Objective
Scan the data for "驾驶摩托车交通事故赔偿协议书" and copy the lines it appears in.
◆ ◆ ◆
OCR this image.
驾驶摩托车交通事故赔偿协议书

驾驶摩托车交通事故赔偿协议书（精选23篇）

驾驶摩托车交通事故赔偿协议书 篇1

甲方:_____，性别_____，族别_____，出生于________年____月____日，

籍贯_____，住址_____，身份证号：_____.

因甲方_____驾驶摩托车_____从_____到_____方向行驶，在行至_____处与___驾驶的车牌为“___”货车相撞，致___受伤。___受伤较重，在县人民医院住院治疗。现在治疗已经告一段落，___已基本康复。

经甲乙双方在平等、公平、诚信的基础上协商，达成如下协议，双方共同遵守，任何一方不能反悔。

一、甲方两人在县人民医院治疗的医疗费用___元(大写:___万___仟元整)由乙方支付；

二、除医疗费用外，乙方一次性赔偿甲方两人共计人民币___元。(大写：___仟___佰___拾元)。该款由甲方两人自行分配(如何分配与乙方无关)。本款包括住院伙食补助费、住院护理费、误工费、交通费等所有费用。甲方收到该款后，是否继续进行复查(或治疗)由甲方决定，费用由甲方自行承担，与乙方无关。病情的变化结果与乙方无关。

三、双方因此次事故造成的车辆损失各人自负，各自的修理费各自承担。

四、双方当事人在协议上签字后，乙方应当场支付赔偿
◆ ◆ ◆
The answer
驾驶摩托车交通事故赔偿协议书
驾驶摩托车交通事故赔偿协议书（精选23篇）
驾驶摩托车交通事故赔偿协议书 篇1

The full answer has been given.